### Exercise details
Only lines holding the string "aspects" are wanted; copy each one from the material.

start

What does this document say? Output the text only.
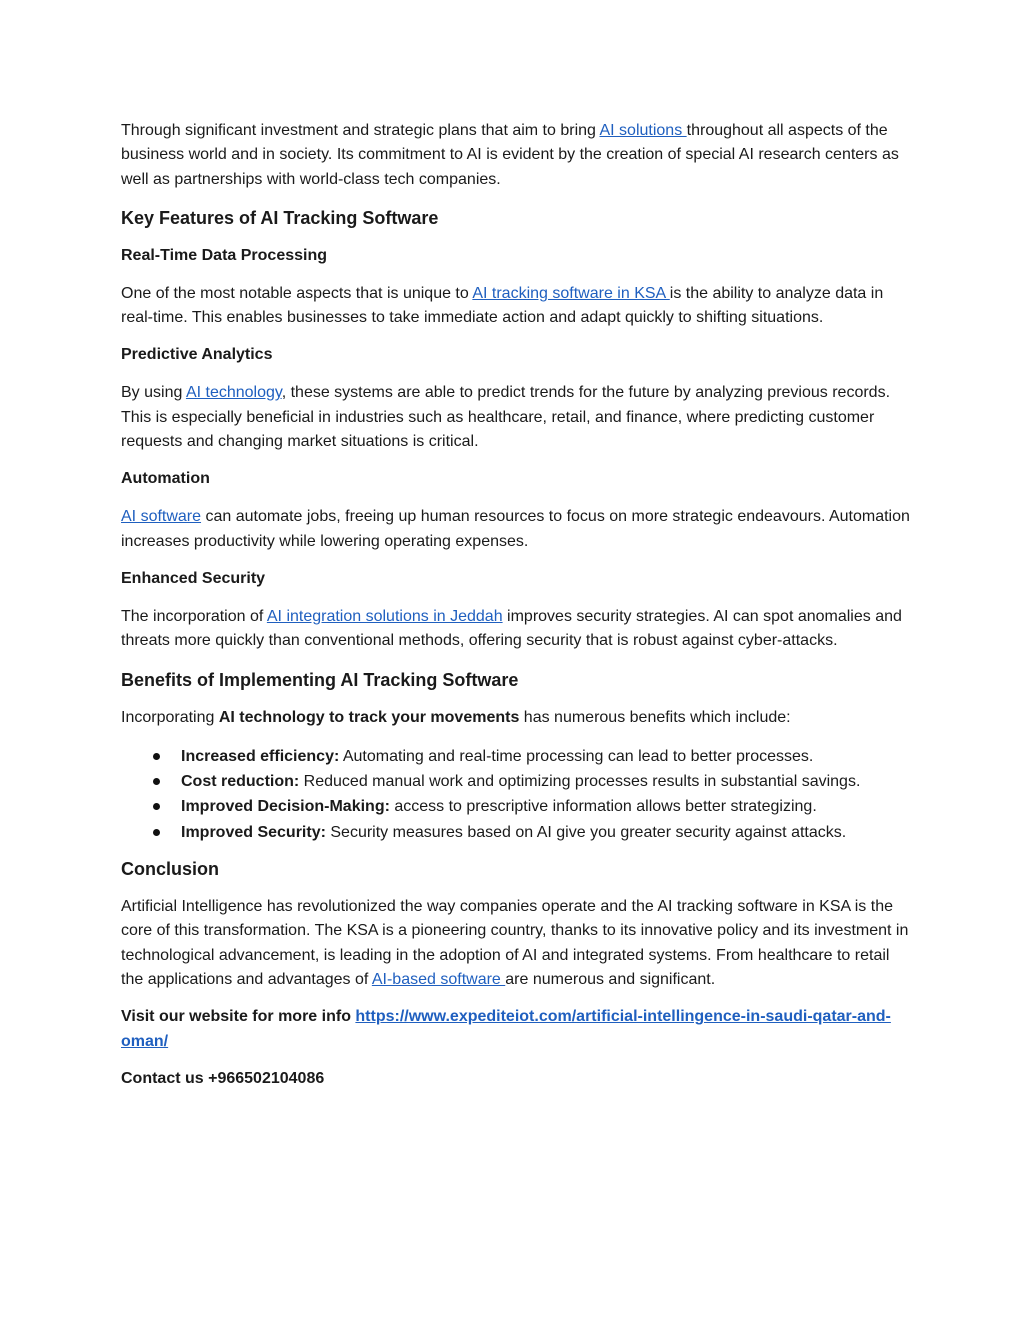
Through significant investment and strategic plans that aim to bring AI solutions throughout all aspects of the business world and in society. Its commitment to AI is evident by the creation of special AI research centers as well as partnerships with world-class tech companies.

Key Features of AI Tracking Software
Real-Time Data Processing

One of the most notable aspects that is unique to AI tracking software in KSA is the ability to analyze data in real-time. This enables businesses to take immediate action and adapt quickly to shifting situations.

Predictive Analytics

By using AI technology, these systems are able to predict trends for the future by analyzing previous records. This is especially beneficial in industries such as healthcare, retail, and finance, where predicting customer requests and changing market situations is critical.

Automation

AI software can automate jobs, freeing up human resources to focus on more strategic endeavours. Automation increases productivity while lowering operating expenses.

Enhanced Security

The incorporation of AI integration solutions in Jeddah improves security strategies. AI can spot anomalies and threats more quickly than conventional methods, offering security that is robust against cyber-attacks.

Benefits of Implementing AI Tracking Software

Incorporating AI technology to track your movements has numerous benefits which include:

Increased efficiency: Automating and real-time processing can lead to better processes.
Cost reduction: Reduced manual work and optimizing processes results in substantial savings.
Improved Decision-Making: access to prescriptive information allows better strategizing.
Improved Security: Security measures based on AI give you greater security against attacks.
Conclusion

Artificial Intelligence has revolutionized the way companies operate and the AI tracking software in KSA is the core of this transformation. The KSA is a pioneering country, thanks to its innovative policy and its investment in technological advancement, is leading in the adoption of AI and integrated systems. From healthcare to retail the applications and advantages of AI-based software are numerous and significant.

Visit our website for more info https://www.expediteiot.com/artificial-intellingence-in-saudi-qatar-and-oman/

Contact us +966502104086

end

### Exercise result
Through significant investment and strategic plans that aim to bring AI solutions throughout all aspects of the business world and in society. Its commitment to AI is evident by the creation of special AI research centers as well as partnerships with world-class tech companies.
One of the most notable aspects that is unique to AI tracking software in KSA is the ability to analyze data in real-time. This enables businesses to take immediate action and adapt quickly to shifting situations.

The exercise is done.